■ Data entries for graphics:
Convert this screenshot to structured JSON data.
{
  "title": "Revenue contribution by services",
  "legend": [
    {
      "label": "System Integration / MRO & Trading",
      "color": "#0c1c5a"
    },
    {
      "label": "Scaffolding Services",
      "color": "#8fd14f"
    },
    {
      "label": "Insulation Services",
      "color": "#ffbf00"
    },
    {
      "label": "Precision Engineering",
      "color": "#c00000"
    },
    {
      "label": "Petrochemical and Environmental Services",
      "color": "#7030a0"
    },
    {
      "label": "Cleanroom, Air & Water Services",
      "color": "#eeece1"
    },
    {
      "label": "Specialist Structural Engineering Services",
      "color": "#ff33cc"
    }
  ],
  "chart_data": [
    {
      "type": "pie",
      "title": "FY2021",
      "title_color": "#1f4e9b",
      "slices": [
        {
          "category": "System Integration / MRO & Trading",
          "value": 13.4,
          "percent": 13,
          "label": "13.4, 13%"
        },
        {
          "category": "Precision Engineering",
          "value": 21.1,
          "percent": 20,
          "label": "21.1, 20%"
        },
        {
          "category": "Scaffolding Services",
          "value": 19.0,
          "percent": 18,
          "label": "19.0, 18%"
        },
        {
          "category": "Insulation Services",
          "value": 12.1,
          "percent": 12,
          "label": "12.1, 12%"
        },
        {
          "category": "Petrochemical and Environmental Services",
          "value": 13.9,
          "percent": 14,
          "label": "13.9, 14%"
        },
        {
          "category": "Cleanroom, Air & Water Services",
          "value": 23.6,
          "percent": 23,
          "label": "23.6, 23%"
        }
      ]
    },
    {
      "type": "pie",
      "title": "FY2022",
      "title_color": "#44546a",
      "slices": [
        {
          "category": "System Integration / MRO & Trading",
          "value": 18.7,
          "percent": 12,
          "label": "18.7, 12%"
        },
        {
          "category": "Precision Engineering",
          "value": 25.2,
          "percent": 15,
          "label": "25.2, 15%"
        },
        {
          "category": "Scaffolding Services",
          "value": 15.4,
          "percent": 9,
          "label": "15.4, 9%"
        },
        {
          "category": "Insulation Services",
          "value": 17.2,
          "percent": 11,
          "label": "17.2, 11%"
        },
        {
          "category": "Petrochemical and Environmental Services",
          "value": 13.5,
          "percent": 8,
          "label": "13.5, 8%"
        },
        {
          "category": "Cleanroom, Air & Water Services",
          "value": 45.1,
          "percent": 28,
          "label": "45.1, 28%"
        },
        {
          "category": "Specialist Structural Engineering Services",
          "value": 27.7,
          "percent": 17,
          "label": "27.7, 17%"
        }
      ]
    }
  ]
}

■ Challenge:
Reproduce the listing above verbatim, from first line to last.

■ Completed task:
Convert this screenshot to structured JSON data.
{
  "title": "Revenue contribution by services",
  "legend": [
    {
      "label": "System Integration / MRO & Trading",
      "color": "#0c1c5a"
    },
    {
      "label": "Scaffolding Services",
      "color": "#8fd14f"
    },
    {
      "label": "Insulation Services",
      "color": "#ffbf00"
    },
    {
      "label": "Precision Engineering",
      "color": "#c00000"
    },
    {
      "label": "Petrochemical and Environmental Services",
      "color": "#7030a0"
    },
    {
      "label": "Cleanroom, Air & Water Services",
      "color": "#eeece1"
    },
    {
      "label": "Specialist Structural Engineering Services",
      "color": "#ff33cc"
    }
  ],
  "chart_data": [
    {
      "type": "pie",
      "title": "FY2021",
      "title_color": "#1f4e9b",
      "slices": [
        {
          "category": "System Integration / MRO & Trading",
          "value": 13.4,
          "percent": 13,
          "label": "13.4, 13%"
        },
        {
          "category": "Precision Engineering",
          "value": 21.1,
          "percent": 20,
          "label": "21.1, 20%"
        },
        {
          "category": "Scaffolding Services",
          "value": 19.0,
          "percent": 18,
          "label": "19.0, 18%"
        },
        {
          "category": "Insulation Services",
          "value": 12.1,
          "percent": 12,
          "label": "12.1, 12%"
        },
        {
          "category": "Petrochemical and Environmental Services",
          "value": 13.9,
          "percent": 14,
          "label": "13.9, 14%"
        },
        {
          "category": "Cleanroom, Air & Water Services",
          "value": 23.6,
          "percent": 23,
          "label": "23.6, 23%"
        }
      ]
    },
    {
      "type": "pie",
      "title": "FY2022",
      "title_color": "#44546a",
      "slices": [
        {
          "category": "System Integration / MRO & Trading",
          "value": 18.7,
          "percent": 12,
          "label": "18.7, 12%"
        },
        {
          "category": "Precision Engineering",
          "value": 25.2,
          "percent": 15,
          "label": "25.2, 15%"
        },
        {
          "category": "Scaffolding Services",
          "value": 15.4,
          "percent": 9,
          "label": "15.4, 9%"
        },
        {
          "category": "Insulation Services",
          "value": 17.2,
          "percent": 11,
          "label": "17.2, 11%"
        },
        {
          "category": "Petrochemical and Environmental Services",
          "value": 13.5,
          "percent": 8,
          "label": "13.5, 8%"
        },
        {
          "category": "Cleanroom, Air & Water Services",
          "value": 45.1,
          "percent": 28,
          "label": "45.1, 28%"
        },
        {
          "category": "Specialist Structural Engineering Services",
          "value": 27.7,
          "percent": 17,
          "label": "27.7, 17%"
        }
      ]
    }
  ]
}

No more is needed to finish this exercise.